Look through the listing and locate every line containing the word "name"; copy those lines.

____ LISTING

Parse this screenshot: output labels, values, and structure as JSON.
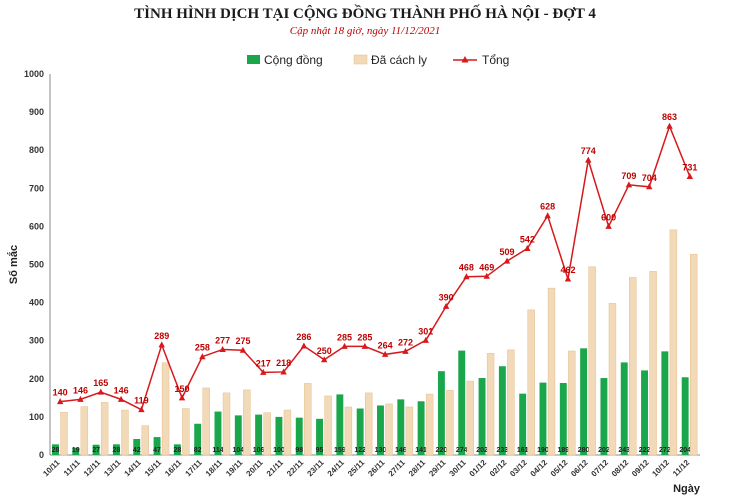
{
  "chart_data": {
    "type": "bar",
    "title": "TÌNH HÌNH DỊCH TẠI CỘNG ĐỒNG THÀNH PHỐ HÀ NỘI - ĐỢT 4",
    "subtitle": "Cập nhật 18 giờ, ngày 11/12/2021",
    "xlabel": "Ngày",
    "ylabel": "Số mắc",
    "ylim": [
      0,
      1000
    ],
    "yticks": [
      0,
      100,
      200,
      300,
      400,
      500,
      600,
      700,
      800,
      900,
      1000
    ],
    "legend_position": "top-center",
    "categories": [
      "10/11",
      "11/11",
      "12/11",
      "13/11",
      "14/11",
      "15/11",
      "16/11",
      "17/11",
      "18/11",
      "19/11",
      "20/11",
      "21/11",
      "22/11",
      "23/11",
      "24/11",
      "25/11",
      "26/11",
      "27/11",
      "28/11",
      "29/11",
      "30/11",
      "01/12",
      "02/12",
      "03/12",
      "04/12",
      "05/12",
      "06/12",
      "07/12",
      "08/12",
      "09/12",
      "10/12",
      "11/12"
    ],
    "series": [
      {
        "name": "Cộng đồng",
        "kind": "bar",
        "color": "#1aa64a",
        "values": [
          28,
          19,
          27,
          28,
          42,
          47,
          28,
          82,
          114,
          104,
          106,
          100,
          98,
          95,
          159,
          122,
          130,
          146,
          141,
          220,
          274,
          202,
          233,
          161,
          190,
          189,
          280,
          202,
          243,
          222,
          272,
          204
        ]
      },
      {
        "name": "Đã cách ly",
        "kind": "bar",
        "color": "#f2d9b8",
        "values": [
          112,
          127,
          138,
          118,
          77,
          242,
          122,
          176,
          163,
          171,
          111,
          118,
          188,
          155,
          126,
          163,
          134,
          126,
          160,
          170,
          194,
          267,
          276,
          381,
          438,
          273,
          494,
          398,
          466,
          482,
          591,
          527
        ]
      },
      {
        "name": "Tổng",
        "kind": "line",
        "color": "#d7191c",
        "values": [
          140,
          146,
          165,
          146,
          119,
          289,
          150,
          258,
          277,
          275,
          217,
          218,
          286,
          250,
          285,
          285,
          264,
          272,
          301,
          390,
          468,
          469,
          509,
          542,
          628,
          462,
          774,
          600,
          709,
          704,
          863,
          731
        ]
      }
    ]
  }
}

________
____ LISTING

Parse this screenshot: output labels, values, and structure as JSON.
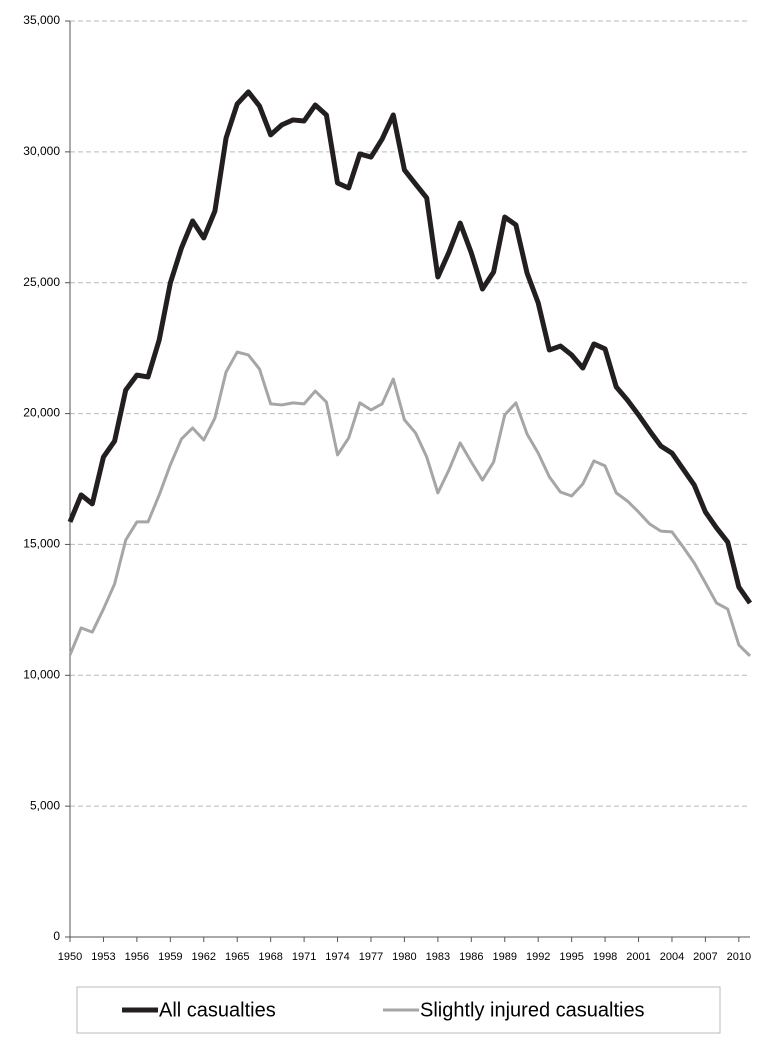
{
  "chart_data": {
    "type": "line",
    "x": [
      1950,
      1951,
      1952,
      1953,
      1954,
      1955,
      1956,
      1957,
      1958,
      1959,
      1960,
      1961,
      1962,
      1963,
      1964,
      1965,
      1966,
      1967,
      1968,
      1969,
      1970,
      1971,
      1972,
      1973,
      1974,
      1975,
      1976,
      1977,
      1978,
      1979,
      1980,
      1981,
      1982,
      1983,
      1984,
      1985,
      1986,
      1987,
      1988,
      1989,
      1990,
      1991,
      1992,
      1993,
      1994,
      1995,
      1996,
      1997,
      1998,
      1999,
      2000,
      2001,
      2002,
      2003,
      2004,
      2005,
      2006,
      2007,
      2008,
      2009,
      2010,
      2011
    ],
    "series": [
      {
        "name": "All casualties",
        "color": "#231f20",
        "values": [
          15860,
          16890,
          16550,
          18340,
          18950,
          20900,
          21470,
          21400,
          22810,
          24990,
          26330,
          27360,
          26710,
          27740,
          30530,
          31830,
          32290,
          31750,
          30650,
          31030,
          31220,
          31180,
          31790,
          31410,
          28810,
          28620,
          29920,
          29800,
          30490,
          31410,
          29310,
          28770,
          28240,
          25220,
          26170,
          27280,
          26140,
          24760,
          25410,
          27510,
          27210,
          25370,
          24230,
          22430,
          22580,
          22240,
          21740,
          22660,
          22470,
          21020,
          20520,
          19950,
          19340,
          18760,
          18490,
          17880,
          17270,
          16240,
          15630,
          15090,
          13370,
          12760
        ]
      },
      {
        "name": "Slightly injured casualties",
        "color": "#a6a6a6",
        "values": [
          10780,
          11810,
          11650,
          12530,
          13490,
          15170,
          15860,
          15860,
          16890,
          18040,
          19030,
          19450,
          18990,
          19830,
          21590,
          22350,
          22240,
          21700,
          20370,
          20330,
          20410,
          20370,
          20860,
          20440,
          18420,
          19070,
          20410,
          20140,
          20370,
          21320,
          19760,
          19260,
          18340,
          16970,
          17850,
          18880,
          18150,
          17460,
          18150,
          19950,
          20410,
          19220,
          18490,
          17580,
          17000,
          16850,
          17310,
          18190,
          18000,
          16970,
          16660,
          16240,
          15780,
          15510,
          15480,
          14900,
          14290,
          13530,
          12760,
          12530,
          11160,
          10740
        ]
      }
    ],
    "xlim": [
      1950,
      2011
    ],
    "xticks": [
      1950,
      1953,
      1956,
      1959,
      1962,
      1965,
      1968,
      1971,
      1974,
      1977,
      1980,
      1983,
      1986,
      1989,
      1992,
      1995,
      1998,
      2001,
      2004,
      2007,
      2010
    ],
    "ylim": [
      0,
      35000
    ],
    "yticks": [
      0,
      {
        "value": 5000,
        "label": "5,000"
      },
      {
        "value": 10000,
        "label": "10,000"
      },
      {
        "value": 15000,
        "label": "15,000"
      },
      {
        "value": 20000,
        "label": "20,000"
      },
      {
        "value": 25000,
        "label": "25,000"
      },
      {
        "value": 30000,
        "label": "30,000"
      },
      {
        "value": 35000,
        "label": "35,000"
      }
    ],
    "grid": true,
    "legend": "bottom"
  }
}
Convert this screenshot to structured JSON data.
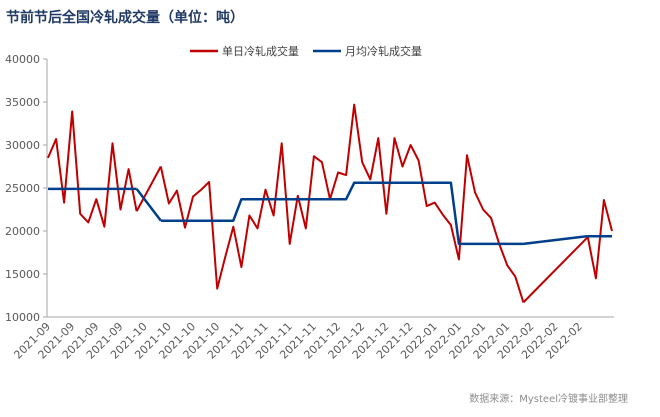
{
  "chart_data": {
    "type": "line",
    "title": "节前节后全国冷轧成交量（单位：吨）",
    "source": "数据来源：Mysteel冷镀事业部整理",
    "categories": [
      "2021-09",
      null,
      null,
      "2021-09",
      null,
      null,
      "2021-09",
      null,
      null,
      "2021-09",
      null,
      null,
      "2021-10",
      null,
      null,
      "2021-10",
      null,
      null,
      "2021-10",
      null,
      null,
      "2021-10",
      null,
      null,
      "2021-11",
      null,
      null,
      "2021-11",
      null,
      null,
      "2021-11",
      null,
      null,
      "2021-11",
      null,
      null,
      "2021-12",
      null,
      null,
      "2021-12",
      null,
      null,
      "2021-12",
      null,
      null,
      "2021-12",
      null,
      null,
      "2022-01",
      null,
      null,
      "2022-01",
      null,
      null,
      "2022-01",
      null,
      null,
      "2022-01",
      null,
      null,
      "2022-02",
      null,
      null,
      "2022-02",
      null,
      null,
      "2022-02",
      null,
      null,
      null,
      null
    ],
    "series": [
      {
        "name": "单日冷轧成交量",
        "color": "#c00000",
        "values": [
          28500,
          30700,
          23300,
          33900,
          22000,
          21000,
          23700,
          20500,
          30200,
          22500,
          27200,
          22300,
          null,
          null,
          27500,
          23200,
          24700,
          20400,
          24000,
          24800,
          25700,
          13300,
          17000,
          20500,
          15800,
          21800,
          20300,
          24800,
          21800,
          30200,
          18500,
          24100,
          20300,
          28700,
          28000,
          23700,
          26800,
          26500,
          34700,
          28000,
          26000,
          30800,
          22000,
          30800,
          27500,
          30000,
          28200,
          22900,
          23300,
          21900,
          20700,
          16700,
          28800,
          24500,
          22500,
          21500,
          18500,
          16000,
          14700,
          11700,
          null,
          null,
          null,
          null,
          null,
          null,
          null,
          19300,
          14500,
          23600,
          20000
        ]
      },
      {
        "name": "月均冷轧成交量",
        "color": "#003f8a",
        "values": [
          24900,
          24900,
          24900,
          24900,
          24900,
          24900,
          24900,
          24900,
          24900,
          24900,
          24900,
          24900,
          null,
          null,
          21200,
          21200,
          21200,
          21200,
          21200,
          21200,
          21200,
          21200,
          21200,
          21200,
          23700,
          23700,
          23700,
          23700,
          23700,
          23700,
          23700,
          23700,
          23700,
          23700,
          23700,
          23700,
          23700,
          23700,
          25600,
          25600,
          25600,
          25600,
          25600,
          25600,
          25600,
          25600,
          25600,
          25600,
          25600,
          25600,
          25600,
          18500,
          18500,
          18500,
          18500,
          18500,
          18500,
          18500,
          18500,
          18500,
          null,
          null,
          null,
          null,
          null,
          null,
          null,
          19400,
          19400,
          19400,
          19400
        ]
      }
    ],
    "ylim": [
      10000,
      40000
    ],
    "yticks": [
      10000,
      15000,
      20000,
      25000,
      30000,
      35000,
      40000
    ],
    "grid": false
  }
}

________

*WORKED SOLUTION*:
        "name": "Cộng đồng",
        "name": "Đã cách ly",
        "name": "Tổng",
        "name": "All casualties",
        "name": "Slightly injured casualties",
        "name": "单日冷轧成交量",
        "name": "月均冷轧成交量",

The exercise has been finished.